*Work instructions*. Exactly reproduce each entry, leaving out nothing.

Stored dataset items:
______

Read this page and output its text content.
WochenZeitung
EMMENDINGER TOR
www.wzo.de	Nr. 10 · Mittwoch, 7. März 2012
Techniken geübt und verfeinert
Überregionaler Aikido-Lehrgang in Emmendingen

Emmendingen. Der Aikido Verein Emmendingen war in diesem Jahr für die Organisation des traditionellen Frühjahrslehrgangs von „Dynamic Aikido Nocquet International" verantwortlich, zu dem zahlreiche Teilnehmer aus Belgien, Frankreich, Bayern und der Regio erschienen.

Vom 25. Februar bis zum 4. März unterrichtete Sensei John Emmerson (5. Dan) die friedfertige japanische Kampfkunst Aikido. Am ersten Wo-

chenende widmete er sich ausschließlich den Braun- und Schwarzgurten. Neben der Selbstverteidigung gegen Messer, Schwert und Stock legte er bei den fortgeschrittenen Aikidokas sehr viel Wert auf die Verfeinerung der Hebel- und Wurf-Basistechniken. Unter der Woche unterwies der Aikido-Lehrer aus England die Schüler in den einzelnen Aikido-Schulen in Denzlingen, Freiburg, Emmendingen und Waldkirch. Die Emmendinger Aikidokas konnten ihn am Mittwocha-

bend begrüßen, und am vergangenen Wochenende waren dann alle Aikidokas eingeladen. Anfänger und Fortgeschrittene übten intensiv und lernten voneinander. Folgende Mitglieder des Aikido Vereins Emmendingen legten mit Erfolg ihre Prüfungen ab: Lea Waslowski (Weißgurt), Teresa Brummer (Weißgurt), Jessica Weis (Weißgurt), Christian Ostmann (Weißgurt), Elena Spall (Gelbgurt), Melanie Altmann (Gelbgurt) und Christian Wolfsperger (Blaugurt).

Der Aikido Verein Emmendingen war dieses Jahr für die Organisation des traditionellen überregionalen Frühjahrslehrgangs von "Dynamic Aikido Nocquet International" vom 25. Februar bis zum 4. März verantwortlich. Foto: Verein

______

*Answer for this exercise*.
Read this page and output its text content.
WochenZeitung
EMMENDINGER TOR
www.wzo.de	Nr. 10 · Mittwoch, 7. März 2012
Techniken geübt und verfeinert
Überregionaler Aikido-Lehrgang in Emmendingen

Emmendingen. Der Aikido Verein Emmendingen war in diesem Jahr für die Organisation des traditionellen Frühjahrslehrgangs von „Dynamic Aikido Nocquet International" verantwortlich, zu dem zahlreiche Teilnehmer aus Belgien, Frankreich, Bayern und der Regio erschienen.

Vom 25. Februar bis zum 4. März unterrichtete Sensei John Emmerson (5. Dan) die friedfertige japanische Kampfkunst Aikido. Am ersten Wo-

chenende widmete er sich ausschließlich den Braun- und Schwarzgurten. Neben der Selbstverteidigung gegen Messer, Schwert und Stock legte er bei den fortgeschrittenen Aikidokas sehr viel Wert auf die Verfeinerung der Hebel- und Wurf-Basistechniken. Unter der Woche unterwies der Aikido-Lehrer aus England die Schüler in den einzelnen Aikido-Schulen in Denzlingen, Freiburg, Emmendingen und Waldkirch. Die Emmendinger Aikidokas konnten ihn am Mittwocha-

bend begrüßen, und am vergangenen Wochenende waren dann alle Aikidokas eingeladen. Anfänger und Fortgeschrittene übten intensiv und lernten voneinander. Folgende Mitglieder des Aikido Vereins Emmendingen legten mit Erfolg ihre Prüfungen ab: Lea Waslowski (Weißgurt), Teresa Brummer (Weißgurt), Jessica Weis (Weißgurt), Christian Ostmann (Weißgurt), Elena Spall (Gelbgurt), Melanie Altmann (Gelbgurt) und Christian Wolfsperger (Blaugurt).

Der Aikido Verein Emmendingen war dieses Jahr für die Organisation des traditionellen überregionalen Frühjahrslehrgangs von "Dynamic Aikido Nocquet International" vom 25. Februar bis zum 4. März verantwortlich. Foto: Verein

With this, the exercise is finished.